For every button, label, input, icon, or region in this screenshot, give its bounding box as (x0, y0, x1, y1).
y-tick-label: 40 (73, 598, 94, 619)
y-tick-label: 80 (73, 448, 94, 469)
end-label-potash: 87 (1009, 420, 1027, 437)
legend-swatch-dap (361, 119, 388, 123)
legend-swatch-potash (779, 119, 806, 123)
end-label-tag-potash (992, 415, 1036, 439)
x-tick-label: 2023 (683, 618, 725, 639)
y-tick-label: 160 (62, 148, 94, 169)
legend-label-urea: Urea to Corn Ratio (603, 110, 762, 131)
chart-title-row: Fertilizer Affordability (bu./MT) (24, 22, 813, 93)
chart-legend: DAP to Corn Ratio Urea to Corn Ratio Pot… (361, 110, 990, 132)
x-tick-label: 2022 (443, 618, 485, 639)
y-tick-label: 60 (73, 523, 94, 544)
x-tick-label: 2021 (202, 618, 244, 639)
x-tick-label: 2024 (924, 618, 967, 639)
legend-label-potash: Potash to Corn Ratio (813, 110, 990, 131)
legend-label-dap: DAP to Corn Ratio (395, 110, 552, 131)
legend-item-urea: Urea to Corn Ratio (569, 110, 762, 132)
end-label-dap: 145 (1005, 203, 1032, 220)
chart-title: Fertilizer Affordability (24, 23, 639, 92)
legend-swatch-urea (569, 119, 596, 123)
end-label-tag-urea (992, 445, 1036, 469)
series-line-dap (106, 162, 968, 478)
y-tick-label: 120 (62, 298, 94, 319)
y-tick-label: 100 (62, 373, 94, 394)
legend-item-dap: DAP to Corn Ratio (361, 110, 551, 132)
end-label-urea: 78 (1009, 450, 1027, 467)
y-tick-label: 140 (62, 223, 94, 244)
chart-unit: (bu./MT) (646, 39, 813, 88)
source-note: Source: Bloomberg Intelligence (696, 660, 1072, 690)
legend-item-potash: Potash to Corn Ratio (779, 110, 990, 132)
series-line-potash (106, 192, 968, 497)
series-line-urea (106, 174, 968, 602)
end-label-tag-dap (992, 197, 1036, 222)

• _WHAT IS NEEDED_
Rewrite all the items above, replacing "Fertilizer Affordability" with "Fertilizer Cost" wherever it appears and leaving everything else unchanged.

• _SOLUTION TO THIS EXERCISE_
For every button, label, input, icon, or region in this screenshot, give its bounding box as (x0, y0, x1, y1).
y-tick-label: 40 (73, 598, 94, 619)
y-tick-label: 80 (73, 448, 94, 469)
end-label-potash: 87 (1009, 420, 1027, 437)
legend-swatch-dap (361, 119, 388, 123)
legend-swatch-potash (779, 119, 806, 123)
end-label-tag-potash (992, 415, 1036, 439)
x-tick-label: 2023 (683, 618, 725, 639)
y-tick-label: 160 (62, 148, 94, 169)
legend-label-urea: Urea to Corn Ratio (603, 110, 762, 131)
chart-title-row: Fertilizer Cost (bu./MT) (24, 22, 813, 93)
chart-legend: DAP to Corn Ratio Urea to Corn Ratio Pot… (361, 110, 990, 132)
x-tick-label: 2022 (443, 618, 485, 639)
y-tick-label: 60 (73, 523, 94, 544)
x-tick-label: 2021 (202, 618, 244, 639)
x-tick-label: 2024 (924, 618, 967, 639)
legend-label-potash: Potash to Corn Ratio (813, 110, 990, 131)
legend-label-dap: DAP to Corn Ratio (395, 110, 552, 131)
legend-item-urea: Urea to Corn Ratio (569, 110, 762, 132)
end-label-dap: 145 (1005, 203, 1032, 220)
chart-title: Fertilizer Cost (24, 23, 639, 92)
legend-swatch-urea (569, 119, 596, 123)
end-label-tag-urea (992, 445, 1036, 469)
series-line-dap (106, 162, 968, 478)
y-tick-label: 120 (62, 298, 94, 319)
y-tick-label: 100 (62, 373, 94, 394)
legend-item-dap: DAP to Corn Ratio (361, 110, 551, 132)
end-label-urea: 78 (1009, 450, 1027, 467)
y-tick-label: 140 (62, 223, 94, 244)
chart-unit: (bu./MT) (646, 39, 813, 88)
source-note: Source: Bloomberg Intelligence (696, 660, 1072, 690)
legend-item-potash: Potash to Corn Ratio (779, 110, 990, 132)
series-line-potash (106, 192, 968, 497)
series-line-urea (106, 174, 968, 602)
end-label-tag-dap (992, 197, 1036, 222)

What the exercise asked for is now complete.